(Records from a data source)

Begin

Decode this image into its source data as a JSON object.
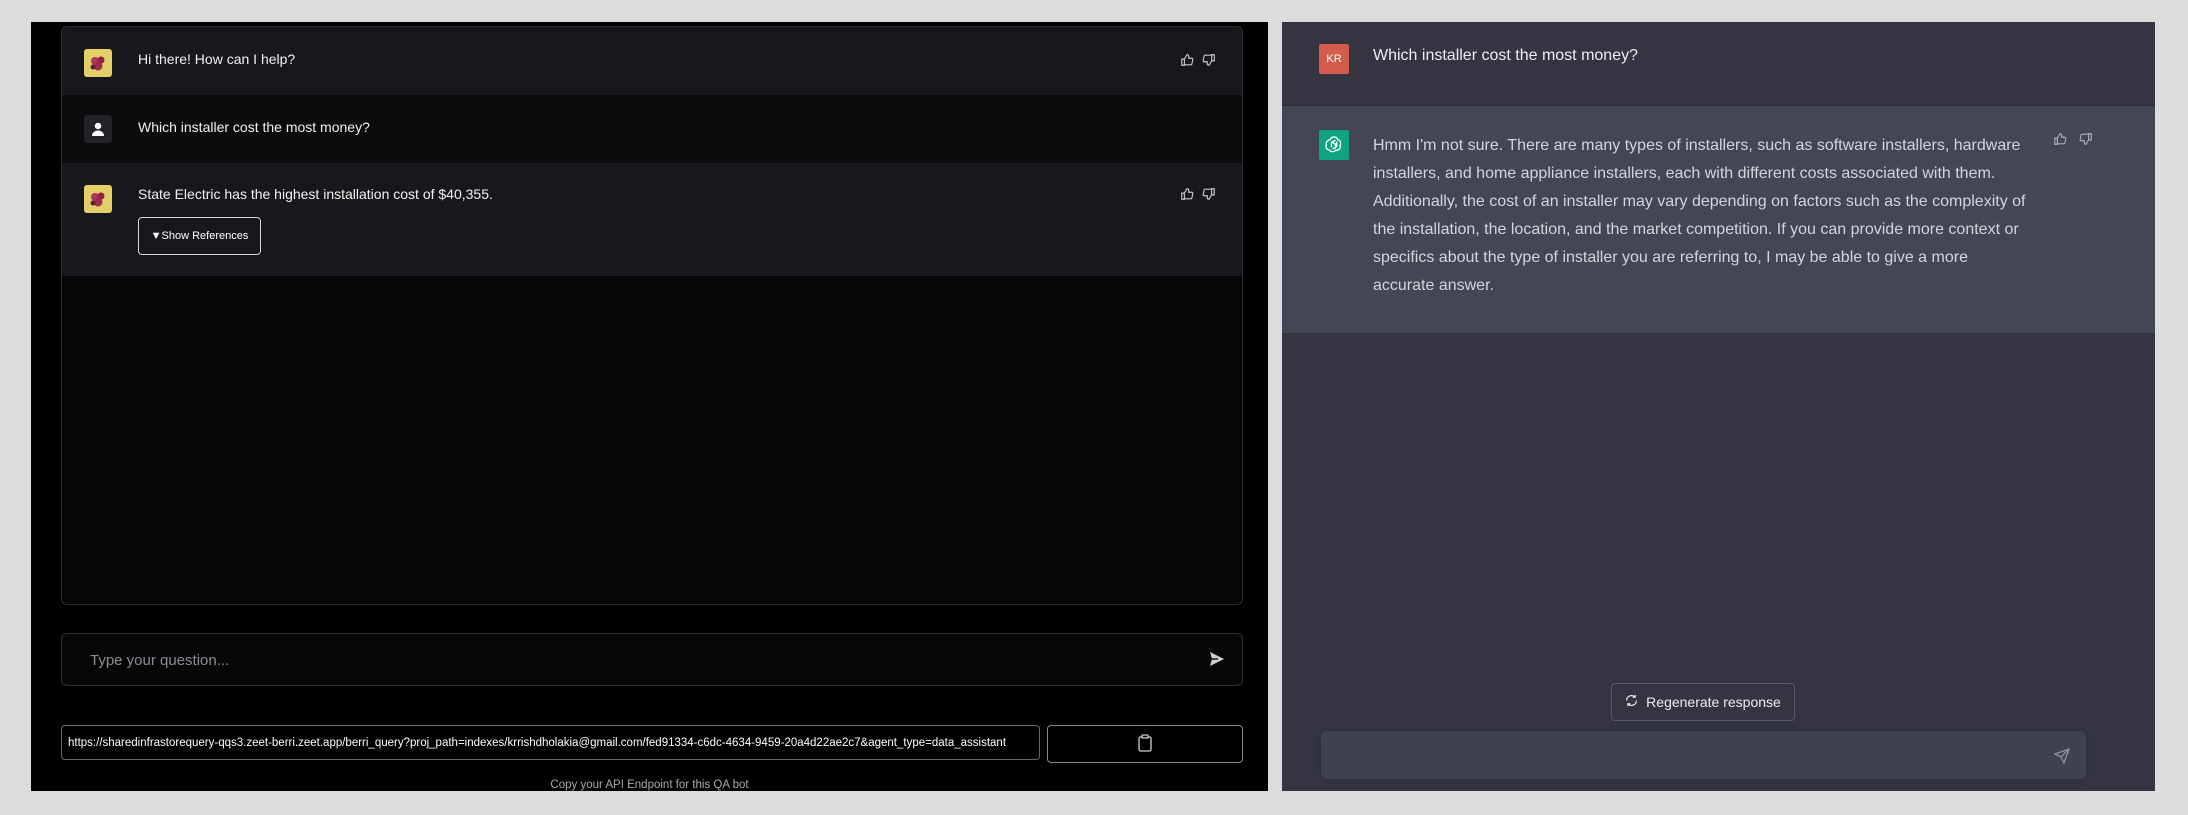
{
  "left_chat": {
    "messages": [
      {
        "role": "bot",
        "text": "Hi there! How can I help?"
      },
      {
        "role": "user",
        "text": "Which installer cost the most money?"
      },
      {
        "role": "bot",
        "text": "State Electric has the highest installation cost of $40,355."
      }
    ],
    "show_references_label": "▼Show References",
    "input_placeholder": "Type your question...",
    "api_endpoint": "https://sharedinfrastorequery-qqs3.zeet-berri.zeet.app/berri_query?proj_path=indexes/krrishdholakia@gmail.com/fed91334-c6dc-4634-9459-20a4d22ae2c7&agent_type=data_assistant",
    "api_caption": "Copy your API Endpoint for this QA bot"
  },
  "right_chat": {
    "user_initials": "KR",
    "user_message": "Which installer cost the most money?",
    "assistant_message": "Hmm I'm not sure. There are many types of installers, such as software installers, hardware installers, and home appliance installers, each with different costs associated with them. Additionally, the cost of an installer may vary depending on factors such as the complexity of the installation, the location, and the market competition. If you can provide more context or specifics about the type of installer you are referring to, I may be able to give a more accurate answer.",
    "regenerate_label": "Regenerate response"
  },
  "colors": {
    "left_bg": "#000000",
    "right_bg": "#343541",
    "assistant_row_bg": "#444654",
    "gpt_icon": "#10a37f",
    "user_avatar": "#d35b4a"
  },
  "icons": [
    "bot-avatar-icon",
    "user-avatar-icon",
    "thumbs-up-icon",
    "thumbs-down-icon",
    "send-icon",
    "clipboard-icon",
    "openai-logo-icon",
    "refresh-icon",
    "paper-plane-icon"
  ]
}
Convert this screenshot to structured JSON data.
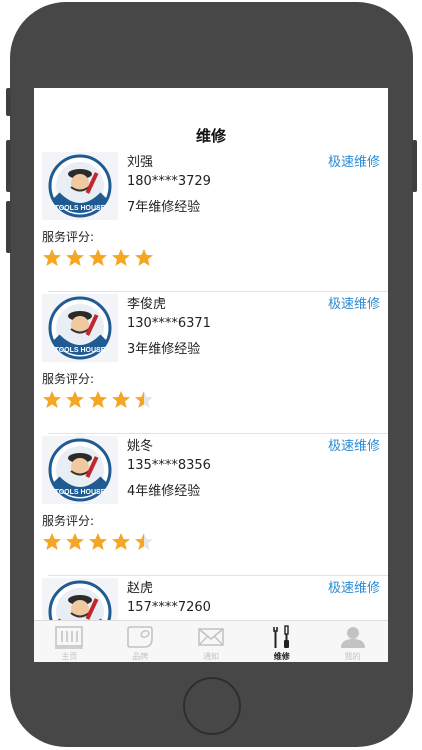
{
  "header": {
    "title": "维修"
  },
  "workers": [
    {
      "name": "刘强",
      "phone": "180****3729",
      "experience": "7年维修经验",
      "action": "极速维修",
      "rating_label": "服务评分:",
      "rating": 5
    },
    {
      "name": "李俊虎",
      "phone": "130****6371",
      "experience": "3年维修经验",
      "action": "极速维修",
      "rating_label": "服务评分:",
      "rating": 4.5
    },
    {
      "name": "姚冬",
      "phone": "135****8356",
      "experience": "4年维修经验",
      "action": "极速维修",
      "rating_label": "服务评分:",
      "rating": 4.5
    },
    {
      "name": "赵虎",
      "phone": "157****7260",
      "experience": "",
      "action": "极速维修",
      "rating_label": "",
      "rating": 0
    }
  ],
  "avatar_text": "TOOLS HOUSE",
  "tabs": [
    {
      "label": "主页",
      "icon": "home-grid-icon",
      "active": false
    },
    {
      "label": "品牌",
      "icon": "brand-tag-icon",
      "active": false
    },
    {
      "label": "通知",
      "icon": "mail-icon",
      "active": false
    },
    {
      "label": "维修",
      "icon": "wrench-screwdriver-icon",
      "active": true
    },
    {
      "label": "我的",
      "icon": "user-icon",
      "active": false
    }
  ],
  "colors": {
    "accent": "#2a8bd6",
    "star": "#f5a623",
    "star_empty": "#e6e6e6"
  }
}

End

_Job:_ Look for the word "this" in every line of the listing and copy the lines that have it.

_Result below:_
Decode this image into its source data as a JSON object.
    "api_caption": "Copy your API Endpoint for this QA bot"
Convert this screenshot to structured JSON data.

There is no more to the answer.